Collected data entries

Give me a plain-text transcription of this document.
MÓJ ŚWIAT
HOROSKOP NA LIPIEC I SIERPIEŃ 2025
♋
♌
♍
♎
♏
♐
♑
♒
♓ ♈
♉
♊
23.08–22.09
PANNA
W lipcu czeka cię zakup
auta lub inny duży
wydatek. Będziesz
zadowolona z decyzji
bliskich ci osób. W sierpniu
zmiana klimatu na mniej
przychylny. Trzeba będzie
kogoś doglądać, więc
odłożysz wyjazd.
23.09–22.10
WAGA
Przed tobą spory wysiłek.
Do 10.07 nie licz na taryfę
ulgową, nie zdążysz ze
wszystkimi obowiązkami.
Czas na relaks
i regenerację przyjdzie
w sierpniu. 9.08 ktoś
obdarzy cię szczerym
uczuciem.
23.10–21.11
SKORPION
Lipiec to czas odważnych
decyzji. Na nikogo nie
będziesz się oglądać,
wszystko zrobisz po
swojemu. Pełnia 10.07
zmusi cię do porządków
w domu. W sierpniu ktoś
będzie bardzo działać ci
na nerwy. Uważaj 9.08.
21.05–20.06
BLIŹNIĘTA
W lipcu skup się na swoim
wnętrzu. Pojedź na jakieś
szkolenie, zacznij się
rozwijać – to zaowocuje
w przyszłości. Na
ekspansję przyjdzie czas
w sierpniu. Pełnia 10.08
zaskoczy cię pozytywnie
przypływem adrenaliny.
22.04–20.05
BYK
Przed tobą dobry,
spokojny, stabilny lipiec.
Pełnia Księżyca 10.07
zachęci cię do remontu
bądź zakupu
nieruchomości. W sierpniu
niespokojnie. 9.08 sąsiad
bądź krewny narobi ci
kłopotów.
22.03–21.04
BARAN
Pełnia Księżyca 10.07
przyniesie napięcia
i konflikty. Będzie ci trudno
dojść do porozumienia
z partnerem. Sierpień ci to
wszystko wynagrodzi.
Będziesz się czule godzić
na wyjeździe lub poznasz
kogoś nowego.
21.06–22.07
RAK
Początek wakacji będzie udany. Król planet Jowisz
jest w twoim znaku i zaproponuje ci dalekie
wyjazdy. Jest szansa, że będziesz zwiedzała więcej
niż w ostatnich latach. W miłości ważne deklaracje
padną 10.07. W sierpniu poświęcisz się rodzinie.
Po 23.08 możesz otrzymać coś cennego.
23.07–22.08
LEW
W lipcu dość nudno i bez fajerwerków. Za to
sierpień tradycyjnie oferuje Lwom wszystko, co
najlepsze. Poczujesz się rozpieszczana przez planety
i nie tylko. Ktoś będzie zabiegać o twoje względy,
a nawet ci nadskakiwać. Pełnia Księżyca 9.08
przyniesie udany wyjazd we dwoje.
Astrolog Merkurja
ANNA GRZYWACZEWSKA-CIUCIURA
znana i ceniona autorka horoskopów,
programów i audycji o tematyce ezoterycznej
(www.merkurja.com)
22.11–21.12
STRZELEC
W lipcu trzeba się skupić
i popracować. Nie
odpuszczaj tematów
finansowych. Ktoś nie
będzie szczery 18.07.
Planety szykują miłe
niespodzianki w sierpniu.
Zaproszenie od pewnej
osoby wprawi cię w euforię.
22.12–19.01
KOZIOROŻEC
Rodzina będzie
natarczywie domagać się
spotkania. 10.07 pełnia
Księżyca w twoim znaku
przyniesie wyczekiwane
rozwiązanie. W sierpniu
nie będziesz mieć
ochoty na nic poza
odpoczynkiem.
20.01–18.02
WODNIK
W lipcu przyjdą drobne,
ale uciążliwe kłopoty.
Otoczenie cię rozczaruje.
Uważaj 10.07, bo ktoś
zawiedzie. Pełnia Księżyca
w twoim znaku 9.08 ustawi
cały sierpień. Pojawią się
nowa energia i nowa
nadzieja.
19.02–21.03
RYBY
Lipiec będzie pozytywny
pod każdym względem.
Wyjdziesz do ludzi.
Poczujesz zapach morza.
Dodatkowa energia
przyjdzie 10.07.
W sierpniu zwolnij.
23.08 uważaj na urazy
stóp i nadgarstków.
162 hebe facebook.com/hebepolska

_Written exercise_
Write out every entry again, keeping each line exactly the same.

_Complete output_
Give me a plain-text transcription of this document.
MÓJ ŚWIAT
HOROSKOP NA LIPIEC I SIERPIEŃ 2025
♋
♌
♍
♎
♏
♐
♑
♒
♓ ♈
♉
♊
23.08–22.09
PANNA
W lipcu czeka cię zakup
auta lub inny duży
wydatek. Będziesz
zadowolona z decyzji
bliskich ci osób. W sierpniu
zmiana klimatu na mniej
przychylny. Trzeba będzie
kogoś doglądać, więc
odłożysz wyjazd.
23.09–22.10
WAGA
Przed tobą spory wysiłek.
Do 10.07 nie licz na taryfę
ulgową, nie zdążysz ze
wszystkimi obowiązkami.
Czas na relaks
i regenerację przyjdzie
w sierpniu. 9.08 ktoś
obdarzy cię szczerym
uczuciem.
23.10–21.11
SKORPION
Lipiec to czas odważnych
decyzji. Na nikogo nie
będziesz się oglądać,
wszystko zrobisz po
swojemu. Pełnia 10.07
zmusi cię do porządków
w domu. W sierpniu ktoś
będzie bardzo działać ci
na nerwy. Uważaj 9.08.
21.05–20.06
BLIŹNIĘTA
W lipcu skup się na swoim
wnętrzu. Pojedź na jakieś
szkolenie, zacznij się
rozwijać – to zaowocuje
w przyszłości. Na
ekspansję przyjdzie czas
w sierpniu. Pełnia 10.08
zaskoczy cię pozytywnie
przypływem adrenaliny.
22.04–20.05
BYK
Przed tobą dobry,
spokojny, stabilny lipiec.
Pełnia Księżyca 10.07
zachęci cię do remontu
bądź zakupu
nieruchomości. W sierpniu
niespokojnie. 9.08 sąsiad
bądź krewny narobi ci
kłopotów.
22.03–21.04
BARAN
Pełnia Księżyca 10.07
przyniesie napięcia
i konflikty. Będzie ci trudno
dojść do porozumienia
z partnerem. Sierpień ci to
wszystko wynagrodzi.
Będziesz się czule godzić
na wyjeździe lub poznasz
kogoś nowego.
21.06–22.07
RAK
Początek wakacji będzie udany. Król planet Jowisz
jest w twoim znaku i zaproponuje ci dalekie
wyjazdy. Jest szansa, że będziesz zwiedzała więcej
niż w ostatnich latach. W miłości ważne deklaracje
padną 10.07. W sierpniu poświęcisz się rodzinie.
Po 23.08 możesz otrzymać coś cennego.
23.07–22.08
LEW
W lipcu dość nudno i bez fajerwerków. Za to
sierpień tradycyjnie oferuje Lwom wszystko, co
najlepsze. Poczujesz się rozpieszczana przez planety
i nie tylko. Ktoś będzie zabiegać o twoje względy,
a nawet ci nadskakiwać. Pełnia Księżyca 9.08
przyniesie udany wyjazd we dwoje.
Astrolog Merkurja
ANNA GRZYWACZEWSKA-CIUCIURA
znana i ceniona autorka horoskopów,
programów i audycji o tematyce ezoterycznej
(www.merkurja.com)
22.11–21.12
STRZELEC
W lipcu trzeba się skupić
i popracować. Nie
odpuszczaj tematów
finansowych. Ktoś nie
będzie szczery 18.07.
Planety szykują miłe
niespodzianki w sierpniu.
Zaproszenie od pewnej
osoby wprawi cię w euforię.
22.12–19.01
KOZIOROŻEC
Rodzina będzie
natarczywie domagać się
spotkania. 10.07 pełnia
Księżyca w twoim znaku
przyniesie wyczekiwane
rozwiązanie. W sierpniu
nie będziesz mieć
ochoty na nic poza
odpoczynkiem.
20.01–18.02
WODNIK
W lipcu przyjdą drobne,
ale uciążliwe kłopoty.
Otoczenie cię rozczaruje.
Uważaj 10.07, bo ktoś
zawiedzie. Pełnia Księżyca
w twoim znaku 9.08 ustawi
cały sierpień. Pojawią się
nowa energia i nowa
nadzieja.
19.02–21.03
RYBY
Lipiec będzie pozytywny
pod każdym względem.
Wyjdziesz do ludzi.
Poczujesz zapach morza.
Dodatkowa energia
przyjdzie 10.07.
W sierpniu zwolnij.
23.08 uważaj na urazy
stóp i nadgarstków.
162 hebe facebook.com/hebepolska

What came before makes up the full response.